--- start ---

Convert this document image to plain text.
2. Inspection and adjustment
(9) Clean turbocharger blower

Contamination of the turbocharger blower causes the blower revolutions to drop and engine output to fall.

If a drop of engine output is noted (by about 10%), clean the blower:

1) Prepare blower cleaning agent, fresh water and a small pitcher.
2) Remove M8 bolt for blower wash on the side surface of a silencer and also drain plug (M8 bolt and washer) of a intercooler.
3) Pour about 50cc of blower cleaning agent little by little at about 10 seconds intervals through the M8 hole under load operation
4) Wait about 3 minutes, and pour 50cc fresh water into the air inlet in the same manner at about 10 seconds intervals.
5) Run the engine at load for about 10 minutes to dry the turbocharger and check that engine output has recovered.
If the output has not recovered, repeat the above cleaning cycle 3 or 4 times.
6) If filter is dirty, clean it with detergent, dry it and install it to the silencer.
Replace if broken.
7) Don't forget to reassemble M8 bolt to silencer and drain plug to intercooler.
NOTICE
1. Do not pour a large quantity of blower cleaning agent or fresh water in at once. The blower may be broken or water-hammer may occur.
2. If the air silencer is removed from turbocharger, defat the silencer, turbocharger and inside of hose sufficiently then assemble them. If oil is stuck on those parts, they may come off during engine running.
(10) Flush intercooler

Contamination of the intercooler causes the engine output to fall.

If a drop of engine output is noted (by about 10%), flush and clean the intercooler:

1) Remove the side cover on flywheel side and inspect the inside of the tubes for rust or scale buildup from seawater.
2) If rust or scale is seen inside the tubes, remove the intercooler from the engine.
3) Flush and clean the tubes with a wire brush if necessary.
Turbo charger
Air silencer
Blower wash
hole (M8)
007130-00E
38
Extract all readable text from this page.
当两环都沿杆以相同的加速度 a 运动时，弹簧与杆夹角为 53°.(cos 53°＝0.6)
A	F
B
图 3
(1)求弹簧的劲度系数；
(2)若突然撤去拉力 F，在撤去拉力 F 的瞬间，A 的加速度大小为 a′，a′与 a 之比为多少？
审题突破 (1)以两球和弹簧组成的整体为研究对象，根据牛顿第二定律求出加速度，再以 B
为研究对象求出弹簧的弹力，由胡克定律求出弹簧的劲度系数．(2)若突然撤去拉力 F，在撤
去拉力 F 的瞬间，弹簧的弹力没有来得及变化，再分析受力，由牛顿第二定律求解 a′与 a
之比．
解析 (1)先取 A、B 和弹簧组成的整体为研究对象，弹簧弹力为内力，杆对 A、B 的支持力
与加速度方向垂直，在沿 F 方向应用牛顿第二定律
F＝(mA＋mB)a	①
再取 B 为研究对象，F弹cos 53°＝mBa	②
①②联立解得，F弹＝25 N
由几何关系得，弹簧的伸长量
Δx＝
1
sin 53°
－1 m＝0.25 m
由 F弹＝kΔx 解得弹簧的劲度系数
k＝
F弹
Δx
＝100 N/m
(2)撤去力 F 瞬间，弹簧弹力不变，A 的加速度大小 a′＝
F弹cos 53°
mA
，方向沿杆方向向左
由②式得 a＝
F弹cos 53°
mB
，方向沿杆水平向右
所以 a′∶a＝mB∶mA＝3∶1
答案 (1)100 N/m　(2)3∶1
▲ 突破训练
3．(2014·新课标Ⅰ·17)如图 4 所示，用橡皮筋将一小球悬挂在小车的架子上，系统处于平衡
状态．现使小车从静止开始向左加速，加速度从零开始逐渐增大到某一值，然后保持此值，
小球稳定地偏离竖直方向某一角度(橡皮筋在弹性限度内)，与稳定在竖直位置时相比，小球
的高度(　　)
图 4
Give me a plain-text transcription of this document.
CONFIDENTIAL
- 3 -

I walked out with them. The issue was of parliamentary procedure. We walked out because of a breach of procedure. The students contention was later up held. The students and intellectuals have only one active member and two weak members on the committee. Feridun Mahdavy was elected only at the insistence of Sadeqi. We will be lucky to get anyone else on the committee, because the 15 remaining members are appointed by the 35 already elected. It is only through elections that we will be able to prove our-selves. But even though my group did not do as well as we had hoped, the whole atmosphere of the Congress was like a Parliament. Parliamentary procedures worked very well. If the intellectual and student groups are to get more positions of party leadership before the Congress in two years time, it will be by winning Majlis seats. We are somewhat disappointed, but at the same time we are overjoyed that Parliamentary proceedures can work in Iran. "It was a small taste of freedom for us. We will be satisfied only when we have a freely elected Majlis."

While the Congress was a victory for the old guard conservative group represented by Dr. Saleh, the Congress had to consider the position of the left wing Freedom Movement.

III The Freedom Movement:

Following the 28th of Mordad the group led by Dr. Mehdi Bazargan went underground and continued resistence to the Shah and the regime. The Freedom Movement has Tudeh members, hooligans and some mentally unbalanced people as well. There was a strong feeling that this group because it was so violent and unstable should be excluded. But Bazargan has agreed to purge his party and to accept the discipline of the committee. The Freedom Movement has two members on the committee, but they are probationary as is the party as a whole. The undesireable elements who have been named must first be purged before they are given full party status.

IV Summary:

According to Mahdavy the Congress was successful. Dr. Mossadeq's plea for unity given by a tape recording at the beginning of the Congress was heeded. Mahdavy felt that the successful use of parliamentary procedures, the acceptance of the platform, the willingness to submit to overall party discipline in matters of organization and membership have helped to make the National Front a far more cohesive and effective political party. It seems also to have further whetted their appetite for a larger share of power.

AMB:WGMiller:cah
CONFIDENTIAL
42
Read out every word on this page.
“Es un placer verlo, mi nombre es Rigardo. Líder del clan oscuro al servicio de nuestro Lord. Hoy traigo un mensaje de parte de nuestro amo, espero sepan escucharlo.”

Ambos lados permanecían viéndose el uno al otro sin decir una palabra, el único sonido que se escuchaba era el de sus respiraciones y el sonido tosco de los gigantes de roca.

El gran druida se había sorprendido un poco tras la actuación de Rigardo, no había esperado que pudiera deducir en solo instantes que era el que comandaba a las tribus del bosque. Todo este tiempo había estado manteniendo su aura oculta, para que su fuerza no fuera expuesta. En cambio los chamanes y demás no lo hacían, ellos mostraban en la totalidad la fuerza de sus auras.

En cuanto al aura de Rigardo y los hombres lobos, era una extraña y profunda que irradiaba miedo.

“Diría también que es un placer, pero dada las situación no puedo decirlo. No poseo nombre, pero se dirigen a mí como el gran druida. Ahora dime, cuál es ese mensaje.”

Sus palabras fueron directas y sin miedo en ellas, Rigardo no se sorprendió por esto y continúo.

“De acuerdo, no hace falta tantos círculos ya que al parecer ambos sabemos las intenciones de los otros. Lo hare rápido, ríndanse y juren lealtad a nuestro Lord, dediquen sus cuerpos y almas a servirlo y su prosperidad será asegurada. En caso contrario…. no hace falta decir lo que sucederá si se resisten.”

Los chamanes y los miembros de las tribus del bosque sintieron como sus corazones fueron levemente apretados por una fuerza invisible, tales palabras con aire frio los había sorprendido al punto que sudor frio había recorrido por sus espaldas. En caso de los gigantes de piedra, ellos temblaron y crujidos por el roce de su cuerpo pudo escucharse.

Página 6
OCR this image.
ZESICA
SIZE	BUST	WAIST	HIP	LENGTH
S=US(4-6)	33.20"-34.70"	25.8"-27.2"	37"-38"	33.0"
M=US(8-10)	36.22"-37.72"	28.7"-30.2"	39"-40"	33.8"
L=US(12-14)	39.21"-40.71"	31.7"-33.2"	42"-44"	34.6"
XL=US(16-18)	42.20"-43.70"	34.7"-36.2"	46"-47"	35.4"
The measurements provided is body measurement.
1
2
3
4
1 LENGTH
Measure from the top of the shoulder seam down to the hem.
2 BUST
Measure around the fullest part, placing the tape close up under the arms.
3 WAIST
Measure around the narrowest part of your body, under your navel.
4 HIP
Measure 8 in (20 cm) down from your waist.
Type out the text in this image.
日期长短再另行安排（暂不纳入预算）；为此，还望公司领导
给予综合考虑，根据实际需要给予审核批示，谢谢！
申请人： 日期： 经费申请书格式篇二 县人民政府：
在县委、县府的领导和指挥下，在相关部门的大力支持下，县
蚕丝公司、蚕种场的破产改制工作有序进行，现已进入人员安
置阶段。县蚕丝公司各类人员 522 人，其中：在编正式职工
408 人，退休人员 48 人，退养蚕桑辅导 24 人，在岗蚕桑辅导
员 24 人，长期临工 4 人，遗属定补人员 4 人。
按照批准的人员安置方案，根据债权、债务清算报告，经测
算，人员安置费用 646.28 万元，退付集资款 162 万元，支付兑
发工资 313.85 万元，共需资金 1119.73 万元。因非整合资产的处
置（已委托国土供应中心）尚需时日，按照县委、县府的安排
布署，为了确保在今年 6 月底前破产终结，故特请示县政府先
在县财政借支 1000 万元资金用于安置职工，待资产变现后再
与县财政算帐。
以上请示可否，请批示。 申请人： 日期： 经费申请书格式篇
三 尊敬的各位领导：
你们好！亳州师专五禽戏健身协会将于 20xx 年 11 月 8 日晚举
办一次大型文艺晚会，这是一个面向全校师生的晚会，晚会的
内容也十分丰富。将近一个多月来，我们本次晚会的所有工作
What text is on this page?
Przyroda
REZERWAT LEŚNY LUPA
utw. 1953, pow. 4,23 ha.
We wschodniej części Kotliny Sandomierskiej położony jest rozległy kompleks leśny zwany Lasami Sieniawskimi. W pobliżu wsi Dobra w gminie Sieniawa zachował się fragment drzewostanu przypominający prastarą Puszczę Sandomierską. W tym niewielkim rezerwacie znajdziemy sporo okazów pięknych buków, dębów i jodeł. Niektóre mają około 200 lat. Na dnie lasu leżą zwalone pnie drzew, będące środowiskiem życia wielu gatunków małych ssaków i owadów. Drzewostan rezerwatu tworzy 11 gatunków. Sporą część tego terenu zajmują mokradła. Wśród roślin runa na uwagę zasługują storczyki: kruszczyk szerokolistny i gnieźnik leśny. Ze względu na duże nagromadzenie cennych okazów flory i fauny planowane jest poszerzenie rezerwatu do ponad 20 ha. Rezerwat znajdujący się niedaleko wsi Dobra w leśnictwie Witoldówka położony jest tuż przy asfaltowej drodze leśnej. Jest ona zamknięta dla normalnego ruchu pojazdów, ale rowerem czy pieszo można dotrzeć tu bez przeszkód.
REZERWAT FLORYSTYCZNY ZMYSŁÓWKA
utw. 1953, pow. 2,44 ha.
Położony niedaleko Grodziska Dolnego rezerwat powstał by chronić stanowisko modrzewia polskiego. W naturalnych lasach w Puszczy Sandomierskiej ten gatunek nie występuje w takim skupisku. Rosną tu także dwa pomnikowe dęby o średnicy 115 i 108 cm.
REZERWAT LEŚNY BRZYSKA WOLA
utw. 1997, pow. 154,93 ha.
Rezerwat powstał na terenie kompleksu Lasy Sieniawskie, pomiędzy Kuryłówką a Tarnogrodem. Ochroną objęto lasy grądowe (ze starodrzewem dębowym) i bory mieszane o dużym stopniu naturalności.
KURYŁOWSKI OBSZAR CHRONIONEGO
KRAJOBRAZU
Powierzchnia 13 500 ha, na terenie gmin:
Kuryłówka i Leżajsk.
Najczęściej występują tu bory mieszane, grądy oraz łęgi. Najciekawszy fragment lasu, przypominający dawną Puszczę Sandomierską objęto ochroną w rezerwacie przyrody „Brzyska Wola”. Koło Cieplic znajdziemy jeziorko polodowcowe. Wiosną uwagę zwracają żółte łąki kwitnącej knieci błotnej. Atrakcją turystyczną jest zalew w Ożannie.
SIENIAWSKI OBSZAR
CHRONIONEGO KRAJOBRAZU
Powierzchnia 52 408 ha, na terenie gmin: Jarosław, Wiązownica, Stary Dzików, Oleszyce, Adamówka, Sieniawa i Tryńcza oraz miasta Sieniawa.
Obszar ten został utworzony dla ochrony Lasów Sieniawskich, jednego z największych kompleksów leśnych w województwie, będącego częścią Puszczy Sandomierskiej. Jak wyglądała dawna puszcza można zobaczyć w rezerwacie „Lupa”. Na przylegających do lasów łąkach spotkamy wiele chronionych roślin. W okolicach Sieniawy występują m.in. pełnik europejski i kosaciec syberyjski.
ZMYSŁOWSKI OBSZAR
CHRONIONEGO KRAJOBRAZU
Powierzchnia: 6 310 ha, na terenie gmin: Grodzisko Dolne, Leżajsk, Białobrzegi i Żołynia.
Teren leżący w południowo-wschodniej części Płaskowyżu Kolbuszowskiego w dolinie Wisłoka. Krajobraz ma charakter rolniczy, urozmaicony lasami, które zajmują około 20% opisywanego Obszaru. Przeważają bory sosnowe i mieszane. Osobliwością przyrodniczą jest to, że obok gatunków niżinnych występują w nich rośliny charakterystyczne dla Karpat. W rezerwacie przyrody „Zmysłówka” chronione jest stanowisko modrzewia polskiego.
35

--- end ---

Which lines of the material contain the string "nuestro"? List each of them.

“Es un placer verlo, mi nombre es Rigardo. Líder del clan oscuro al servicio de nuestro Lord. Hoy traigo un mensaje de parte de nuestro amo, espero sepan escucharlo.”
“De acuerdo, no hace falta tantos círculos ya que al parecer ambos sabemos las intenciones de los otros. Lo hare rápido, ríndanse y juren lealtad a nuestro Lord, dediquen sus cuerpos y almas a servirlo y su prosperidad será asegurada. En caso contrario…. no hace falta decir lo que sucederá si se resisten.”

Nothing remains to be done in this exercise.